* BEGIN *

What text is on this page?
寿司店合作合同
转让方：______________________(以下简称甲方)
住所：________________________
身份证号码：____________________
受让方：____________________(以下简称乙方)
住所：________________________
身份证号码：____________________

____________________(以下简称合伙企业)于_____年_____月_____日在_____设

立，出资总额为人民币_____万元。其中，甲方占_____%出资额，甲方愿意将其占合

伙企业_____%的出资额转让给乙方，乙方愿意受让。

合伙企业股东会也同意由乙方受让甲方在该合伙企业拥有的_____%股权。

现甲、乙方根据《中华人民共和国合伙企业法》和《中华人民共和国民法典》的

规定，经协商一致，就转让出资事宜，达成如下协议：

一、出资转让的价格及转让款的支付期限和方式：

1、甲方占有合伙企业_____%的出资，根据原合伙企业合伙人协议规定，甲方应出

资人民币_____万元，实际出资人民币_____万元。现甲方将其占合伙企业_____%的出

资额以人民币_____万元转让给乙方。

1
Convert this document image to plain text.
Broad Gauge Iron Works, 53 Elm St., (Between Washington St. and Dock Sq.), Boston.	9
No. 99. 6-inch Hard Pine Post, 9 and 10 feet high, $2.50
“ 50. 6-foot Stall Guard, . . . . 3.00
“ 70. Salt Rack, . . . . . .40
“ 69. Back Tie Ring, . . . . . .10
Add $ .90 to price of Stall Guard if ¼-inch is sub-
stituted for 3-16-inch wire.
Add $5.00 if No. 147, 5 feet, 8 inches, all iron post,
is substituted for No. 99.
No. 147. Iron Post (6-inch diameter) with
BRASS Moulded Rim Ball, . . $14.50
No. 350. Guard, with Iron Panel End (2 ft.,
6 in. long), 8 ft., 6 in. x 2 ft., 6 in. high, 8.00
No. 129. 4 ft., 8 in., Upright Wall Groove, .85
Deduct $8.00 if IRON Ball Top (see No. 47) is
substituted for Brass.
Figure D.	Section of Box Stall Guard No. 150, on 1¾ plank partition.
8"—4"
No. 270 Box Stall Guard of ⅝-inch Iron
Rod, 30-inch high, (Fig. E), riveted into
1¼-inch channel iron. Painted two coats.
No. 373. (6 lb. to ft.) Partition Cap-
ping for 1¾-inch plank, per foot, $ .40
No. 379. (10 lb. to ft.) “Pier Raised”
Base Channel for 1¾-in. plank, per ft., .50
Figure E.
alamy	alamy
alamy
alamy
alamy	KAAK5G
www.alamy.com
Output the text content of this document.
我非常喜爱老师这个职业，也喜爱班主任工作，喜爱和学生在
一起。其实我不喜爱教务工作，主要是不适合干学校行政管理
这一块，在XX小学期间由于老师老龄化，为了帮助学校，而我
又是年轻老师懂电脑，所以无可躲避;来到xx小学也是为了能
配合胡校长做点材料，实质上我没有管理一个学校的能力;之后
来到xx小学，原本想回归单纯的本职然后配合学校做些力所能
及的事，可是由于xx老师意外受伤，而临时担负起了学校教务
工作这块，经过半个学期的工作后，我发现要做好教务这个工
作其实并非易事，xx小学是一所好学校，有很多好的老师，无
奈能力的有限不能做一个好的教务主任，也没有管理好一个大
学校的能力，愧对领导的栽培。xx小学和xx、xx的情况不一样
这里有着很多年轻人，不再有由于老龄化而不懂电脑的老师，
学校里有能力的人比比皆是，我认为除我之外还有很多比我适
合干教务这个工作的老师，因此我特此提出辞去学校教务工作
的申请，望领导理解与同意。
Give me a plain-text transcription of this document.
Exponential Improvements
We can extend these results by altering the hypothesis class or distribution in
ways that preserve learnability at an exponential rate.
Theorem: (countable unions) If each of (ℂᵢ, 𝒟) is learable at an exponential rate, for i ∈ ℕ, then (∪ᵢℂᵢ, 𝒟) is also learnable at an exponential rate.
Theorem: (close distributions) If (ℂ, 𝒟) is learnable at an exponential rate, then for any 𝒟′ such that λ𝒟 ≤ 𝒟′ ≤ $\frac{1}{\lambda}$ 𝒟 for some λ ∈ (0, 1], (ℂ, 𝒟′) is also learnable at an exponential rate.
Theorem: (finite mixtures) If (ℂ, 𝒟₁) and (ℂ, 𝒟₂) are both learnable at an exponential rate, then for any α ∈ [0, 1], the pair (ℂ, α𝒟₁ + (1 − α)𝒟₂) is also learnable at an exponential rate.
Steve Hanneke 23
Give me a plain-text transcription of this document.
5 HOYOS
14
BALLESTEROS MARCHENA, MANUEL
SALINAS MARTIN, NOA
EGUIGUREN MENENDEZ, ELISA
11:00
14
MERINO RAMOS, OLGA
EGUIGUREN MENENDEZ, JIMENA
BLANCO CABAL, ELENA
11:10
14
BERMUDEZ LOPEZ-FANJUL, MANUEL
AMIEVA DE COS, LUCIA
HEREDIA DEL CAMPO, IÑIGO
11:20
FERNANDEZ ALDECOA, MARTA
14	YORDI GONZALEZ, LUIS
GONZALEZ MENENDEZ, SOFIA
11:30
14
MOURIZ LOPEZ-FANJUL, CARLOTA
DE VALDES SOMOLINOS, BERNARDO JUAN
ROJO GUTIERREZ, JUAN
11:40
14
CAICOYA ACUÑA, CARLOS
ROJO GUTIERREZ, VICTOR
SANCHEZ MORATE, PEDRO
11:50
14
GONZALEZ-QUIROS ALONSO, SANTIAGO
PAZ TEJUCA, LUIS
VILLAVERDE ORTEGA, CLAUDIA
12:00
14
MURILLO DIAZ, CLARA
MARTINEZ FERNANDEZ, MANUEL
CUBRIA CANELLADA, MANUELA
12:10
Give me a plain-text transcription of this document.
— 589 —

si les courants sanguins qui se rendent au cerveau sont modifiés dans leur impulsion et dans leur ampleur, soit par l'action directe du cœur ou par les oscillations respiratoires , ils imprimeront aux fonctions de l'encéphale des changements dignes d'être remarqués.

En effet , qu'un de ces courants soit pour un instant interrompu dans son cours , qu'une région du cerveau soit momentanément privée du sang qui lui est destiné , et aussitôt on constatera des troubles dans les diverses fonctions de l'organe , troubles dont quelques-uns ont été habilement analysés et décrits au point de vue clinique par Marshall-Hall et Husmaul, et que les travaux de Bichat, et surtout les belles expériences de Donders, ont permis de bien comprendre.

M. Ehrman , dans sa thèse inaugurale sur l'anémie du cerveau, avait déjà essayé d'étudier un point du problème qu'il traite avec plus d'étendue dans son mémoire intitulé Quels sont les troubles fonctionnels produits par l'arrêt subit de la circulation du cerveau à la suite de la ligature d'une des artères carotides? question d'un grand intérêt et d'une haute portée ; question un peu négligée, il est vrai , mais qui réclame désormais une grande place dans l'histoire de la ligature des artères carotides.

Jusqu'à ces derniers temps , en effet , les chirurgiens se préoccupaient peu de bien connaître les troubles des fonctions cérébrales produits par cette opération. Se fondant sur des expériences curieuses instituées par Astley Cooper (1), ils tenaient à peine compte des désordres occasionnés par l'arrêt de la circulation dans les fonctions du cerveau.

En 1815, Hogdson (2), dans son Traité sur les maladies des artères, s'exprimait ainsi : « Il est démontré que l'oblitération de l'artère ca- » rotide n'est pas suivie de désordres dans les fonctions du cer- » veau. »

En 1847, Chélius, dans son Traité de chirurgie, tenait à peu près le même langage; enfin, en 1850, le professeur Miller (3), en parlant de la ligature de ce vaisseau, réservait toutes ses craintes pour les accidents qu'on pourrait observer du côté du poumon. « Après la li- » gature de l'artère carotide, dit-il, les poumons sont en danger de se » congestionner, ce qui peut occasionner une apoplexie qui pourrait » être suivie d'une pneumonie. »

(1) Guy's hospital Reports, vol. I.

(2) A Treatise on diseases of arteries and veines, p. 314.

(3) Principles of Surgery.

* END *

> [Given exercise] Write out the material exactly as given.

> [Answer to this exercise]
What text is on this page?
寿司店合作合同
转让方：______________________(以下简称甲方)
住所：________________________
身份证号码：____________________
受让方：____________________(以下简称乙方)
住所：________________________
身份证号码：____________________

____________________(以下简称合伙企业)于_____年_____月_____日在_____设

立，出资总额为人民币_____万元。其中，甲方占_____%出资额，甲方愿意将其占合

伙企业_____%的出资额转让给乙方，乙方愿意受让。

合伙企业股东会也同意由乙方受让甲方在该合伙企业拥有的_____%股权。

现甲、乙方根据《中华人民共和国合伙企业法》和《中华人民共和国民法典》的

规定，经协商一致，就转让出资事宜，达成如下协议：

一、出资转让的价格及转让款的支付期限和方式：

1、甲方占有合伙企业_____%的出资，根据原合伙企业合伙人协议规定，甲方应出

资人民币_____万元，实际出资人民币_____万元。现甲方将其占合伙企业_____%的出

资额以人民币_____万元转让给乙方。

1
Convert this document image to plain text.
Broad Gauge Iron Works, 53 Elm St., (Between Washington St. and Dock Sq.), Boston.	9
No. 99. 6-inch Hard Pine Post, 9 and 10 feet high, $2.50
“ 50. 6-foot Stall Guard, . . . . 3.00
“ 70. Salt Rack, . . . . . .40
“ 69. Back Tie Ring, . . . . . .10
Add $ .90 to price of Stall Guard if ¼-inch is sub-
stituted for 3-16-inch wire.
Add $5.00 if No. 147, 5 feet, 8 inches, all iron post,
is substituted for No. 99.
No. 147. Iron Post (6-inch diameter) with
BRASS Moulded Rim Ball, . . $14.50
No. 350. Guard, with Iron Panel End (2 ft.,
6 in. long), 8 ft., 6 in. x 2 ft., 6 in. high, 8.00
No. 129. 4 ft., 8 in., Upright Wall Groove, .85
Deduct $8.00 if IRON Ball Top (see No. 47) is
substituted for Brass.
Figure D.	Section of Box Stall Guard No. 150, on 1¾ plank partition.
8"—4"
No. 270 Box Stall Guard of ⅝-inch Iron
Rod, 30-inch high, (Fig. E), riveted into
1¼-inch channel iron. Painted two coats.
No. 373. (6 lb. to ft.) Partition Cap-
ping for 1¾-inch plank, per foot, $ .40
No. 379. (10 lb. to ft.) “Pier Raised”
Base Channel for 1¾-in. plank, per ft., .50
Figure E.
alamy	alamy
alamy
alamy
alamy	KAAK5G
www.alamy.com
Output the text content of this document.
我非常喜爱老师这个职业，也喜爱班主任工作，喜爱和学生在
一起。其实我不喜爱教务工作，主要是不适合干学校行政管理
这一块，在XX小学期间由于老师老龄化，为了帮助学校，而我
又是年轻老师懂电脑，所以无可躲避;来到xx小学也是为了能
配合胡校长做点材料，实质上我没有管理一个学校的能力;之后
来到xx小学，原本想回归单纯的本职然后配合学校做些力所能
及的事，可是由于xx老师意外受伤，而临时担负起了学校教务
工作这块，经过半个学期的工作后，我发现要做好教务这个工
作其实并非易事，xx小学是一所好学校，有很多好的老师，无
奈能力的有限不能做一个好的教务主任，也没有管理好一个大
学校的能力，愧对领导的栽培。xx小学和xx、xx的情况不一样
这里有着很多年轻人，不再有由于老龄化而不懂电脑的老师，
学校里有能力的人比比皆是，我认为除我之外还有很多比我适
合干教务这个工作的老师，因此我特此提出辞去学校教务工作
的申请，望领导理解与同意。
Give me a plain-text transcription of this document.
Exponential Improvements
We can extend these results by altering the hypothesis class or distribution in
ways that preserve learnability at an exponential rate.
Theorem: (countable unions) If each of (ℂᵢ, 𝒟) is learable at an exponential rate, for i ∈ ℕ, then (∪ᵢℂᵢ, 𝒟) is also learnable at an exponential rate.
Theorem: (close distributions) If (ℂ, 𝒟) is learnable at an exponential rate, then for any 𝒟′ such that λ𝒟 ≤ 𝒟′ ≤ $\frac{1}{\lambda}$ 𝒟 for some λ ∈ (0, 1], (ℂ, 𝒟′) is also learnable at an exponential rate.
Theorem: (finite mixtures) If (ℂ, 𝒟₁) and (ℂ, 𝒟₂) are both learnable at an exponential rate, then for any α ∈ [0, 1], the pair (ℂ, α𝒟₁ + (1 − α)𝒟₂) is also learnable at an exponential rate.
Steve Hanneke 23
Give me a plain-text transcription of this document.
5 HOYOS
14
BALLESTEROS MARCHENA, MANUEL
SALINAS MARTIN, NOA
EGUIGUREN MENENDEZ, ELISA
11:00
14
MERINO RAMOS, OLGA
EGUIGUREN MENENDEZ, JIMENA
BLANCO CABAL, ELENA
11:10
14
BERMUDEZ LOPEZ-FANJUL, MANUEL
AMIEVA DE COS, LUCIA
HEREDIA DEL CAMPO, IÑIGO
11:20
FERNANDEZ ALDECOA, MARTA
14	YORDI GONZALEZ, LUIS
GONZALEZ MENENDEZ, SOFIA
11:30
14
MOURIZ LOPEZ-FANJUL, CARLOTA
DE VALDES SOMOLINOS, BERNARDO JUAN
ROJO GUTIERREZ, JUAN
11:40
14
CAICOYA ACUÑA, CARLOS
ROJO GUTIERREZ, VICTOR
SANCHEZ MORATE, PEDRO
11:50
14
GONZALEZ-QUIROS ALONSO, SANTIAGO
PAZ TEJUCA, LUIS
VILLAVERDE ORTEGA, CLAUDIA
12:00
14
MURILLO DIAZ, CLARA
MARTINEZ FERNANDEZ, MANUEL
CUBRIA CANELLADA, MANUELA
12:10
Give me a plain-text transcription of this document.
— 589 —

si les courants sanguins qui se rendent au cerveau sont modifiés dans leur impulsion et dans leur ampleur, soit par l'action directe du cœur ou par les oscillations respiratoires , ils imprimeront aux fonctions de l'encéphale des changements dignes d'être remarqués.

En effet , qu'un de ces courants soit pour un instant interrompu dans son cours , qu'une région du cerveau soit momentanément privée du sang qui lui est destiné , et aussitôt on constatera des troubles dans les diverses fonctions de l'organe , troubles dont quelques-uns ont été habilement analysés et décrits au point de vue clinique par Marshall-Hall et Husmaul, et que les travaux de Bichat, et surtout les belles expériences de Donders, ont permis de bien comprendre.

M. Ehrman , dans sa thèse inaugurale sur l'anémie du cerveau, avait déjà essayé d'étudier un point du problème qu'il traite avec plus d'étendue dans son mémoire intitulé Quels sont les troubles fonctionnels produits par l'arrêt subit de la circulation du cerveau à la suite de la ligature d'une des artères carotides? question d'un grand intérêt et d'une haute portée ; question un peu négligée, il est vrai , mais qui réclame désormais une grande place dans l'histoire de la ligature des artères carotides.

Jusqu'à ces derniers temps , en effet , les chirurgiens se préoccupaient peu de bien connaître les troubles des fonctions cérébrales produits par cette opération. Se fondant sur des expériences curieuses instituées par Astley Cooper (1), ils tenaient à peine compte des désordres occasionnés par l'arrêt de la circulation dans les fonctions du cerveau.

En 1815, Hogdson (2), dans son Traité sur les maladies des artères, s'exprimait ainsi : « Il est démontré que l'oblitération de l'artère ca- » rotide n'est pas suivie de désordres dans les fonctions du cer- » veau. »

En 1847, Chélius, dans son Traité de chirurgie, tenait à peu près le même langage; enfin, en 1850, le professeur Miller (3), en parlant de la ligature de ce vaisseau, réservait toutes ses craintes pour les accidents qu'on pourrait observer du côté du poumon. « Après la li- » gature de l'artère carotide, dit-il, les poumons sont en danger de se » congestionner, ce qui peut occasionner une apoplexie qui pourrait » être suivie d'une pneumonie. »

(1) Guy's hospital Reports, vol. I.

(2) A Treatise on diseases of arteries and veines, p. 314.

(3) Principles of Surgery.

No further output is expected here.